### GIVEN PASSAGE
# Dissipative Evolution of Unequal Mass Binary-Single Interactions and its   Relevance to Gravitational Wave Detections

**Authors:** Johan Samsing, Morgan MacLeod, Enrico Ramirez-Ruiz

arXiv: 1706.03776 · 2018-02-14

## TL;DR

This paper develops an analytical framework to estimate the formation rates of compact binaries through energy-loss mechanisms like gravitational wave emission during three-body interactions, with implications for gravitational wave detection.

## Contribution

It introduces a new formalism to calculate cross sections of two-body captures in binary-single interactions considering energy dissipation, enhancing understanding of dynamical binary formation.

## Key findings

- Two-body gravitational wave captures can form during three-body interactions.
- The estimated rates are relevant for Advanced LIGO detections.
- Formation of eccentric binaries has observable consequences.

Entries drawn from a collection
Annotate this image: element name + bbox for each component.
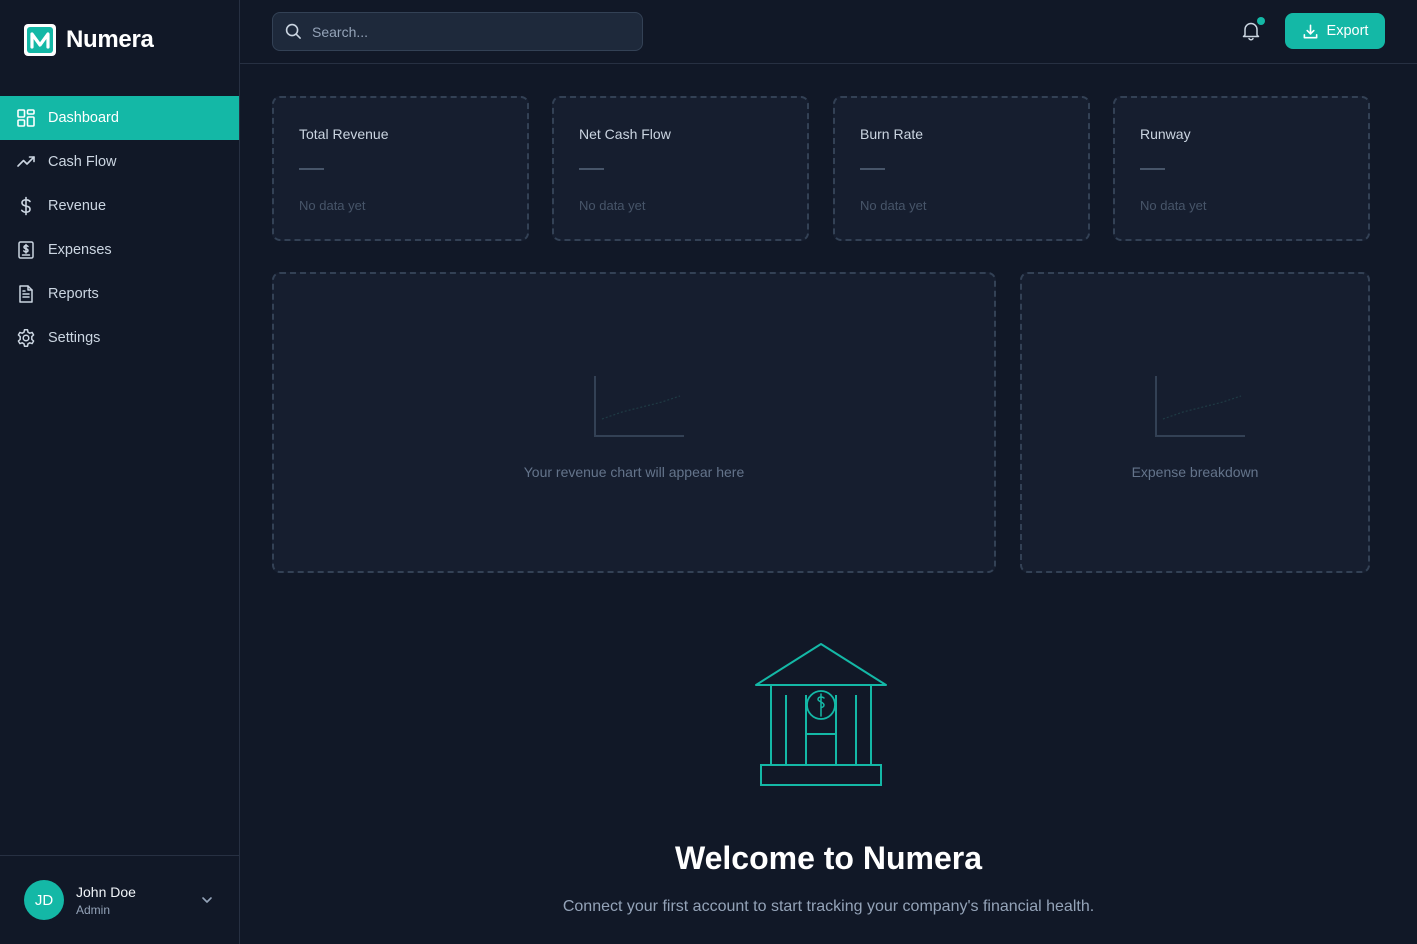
- document-icon: [16, 284, 36, 304]
- search-input[interactable]: [312, 23, 612, 40]
- dashboard-icon: [16, 108, 36, 128]
- stat-subtitle: No data yet: [579, 198, 646, 213]
- sidebar-item-cash-flow[interactable]: Cash Flow: [0, 140, 239, 184]
- stat-card-net-cash-flow: Net Cash Flow No data yet: [552, 96, 809, 241]
- sidebar-item-label: Settings: [48, 330, 101, 346]
- export-button[interactable]: Export: [1285, 13, 1385, 49]
- search-icon: [285, 23, 301, 39]
- dollar-icon: [16, 196, 36, 216]
- search-box[interactable]: [272, 12, 643, 51]
- user-role: Admin: [76, 902, 111, 917]
- stat-value-placeholder: [579, 168, 604, 170]
- sidebar-item-label: Reports: [48, 286, 99, 302]
- sidebar-item-label: Expenses: [48, 242, 112, 258]
- download-icon: [1303, 24, 1317, 38]
- stat-subtitle: No data yet: [299, 198, 366, 213]
- user-name: John Doe: [76, 883, 136, 900]
- sidebar-item-reports[interactable]: Reports: [0, 272, 239, 316]
- sidebar-item-label: Dashboard: [48, 110, 119, 126]
- avatar: JD: [24, 880, 64, 920]
- gear-icon: [16, 328, 36, 348]
- sidebar-item-dashboard[interactable]: Dashboard: [0, 96, 239, 140]
- export-label: Export: [1326, 23, 1369, 39]
- revenue-chart-placeholder-text: Your revenue chart will appear here: [523, 464, 745, 480]
- stat-card-runway: Runway No data yet: [1113, 96, 1370, 241]
- trending-up-icon: [16, 152, 36, 172]
- sidebar-item-label: Cash Flow: [48, 154, 117, 170]
- stat-subtitle: No data yet: [860, 198, 927, 213]
- welcome-title: Welcome to Numera: [674, 840, 983, 876]
- expense-chart-placeholder: Expense breakdown: [1020, 272, 1370, 573]
- receipt-icon: [16, 240, 36, 260]
- sidebar-item-expenses[interactable]: Expenses: [0, 228, 239, 272]
- numera-logo-icon: [24, 24, 56, 56]
- stat-value-placeholder: [860, 168, 885, 170]
- sidebar: Numera Dashboard Cash Flow Revenue Expen…: [0, 0, 240, 944]
- welcome-subtitle: Connect your first account to start trac…: [562, 898, 1095, 915]
- revenue-chart-placeholder: Your revenue chart will appear here: [272, 272, 996, 573]
- chart-axes-icon: [594, 376, 684, 437]
- user-menu[interactable]: JD John Doe Admin: [0, 855, 239, 944]
- expense-chart-placeholder-text: Expense breakdown: [1131, 464, 1259, 480]
- stat-value-placeholder: [299, 168, 324, 170]
- stat-card-total-revenue: Total Revenue No data yet: [272, 96, 529, 241]
- sidebar-item-label: Revenue: [48, 198, 107, 214]
- stat-card-burn-rate: Burn Rate No data yet: [833, 96, 1090, 241]
- user-info: John Doe Admin: [76, 884, 136, 917]
- stat-title: Burn Rate: [860, 126, 924, 142]
- stat-value-placeholder: [1140, 168, 1165, 170]
- stat-title: Net Cash Flow: [579, 126, 671, 142]
- brand[interactable]: Numera: [24, 24, 154, 56]
- notification-dot: [1257, 17, 1265, 25]
- chart-axes-icon: [1155, 376, 1245, 437]
- sidebar-item-revenue[interactable]: Revenue: [0, 184, 239, 228]
- sidebar-nav: Dashboard Cash Flow Revenue Expenses Rep…: [0, 96, 239, 360]
- chevron-down-icon[interactable]: [199, 892, 215, 908]
- brand-name: Numera: [66, 26, 154, 53]
- sidebar-item-settings[interactable]: Settings: [0, 316, 239, 360]
- stat-title: Runway: [1140, 126, 1191, 142]
- stat-subtitle: No data yet: [1140, 198, 1207, 213]
- top-bar: Export: [240, 0, 1417, 64]
- stat-title: Total Revenue: [299, 126, 389, 142]
- bank-building-icon: [755, 643, 887, 786]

### GOALS
• A. In the paper summary, what does the new formalism calculate?
• B. Retype the part of the paper summary starting at "## Key findings" and ending at "has observable consequences.".

### WRITTEN ANSWERS
• A. Cross sections of two-body captures in binary-single interactions, considering energy dissipation.

• B.
## Key findings

- Two-body gravitational wave captures can form during three-body interactions.
- The estimated rates are relevant for Advanced LIGO detections.
- Formation of eccentric binaries has observable consequences.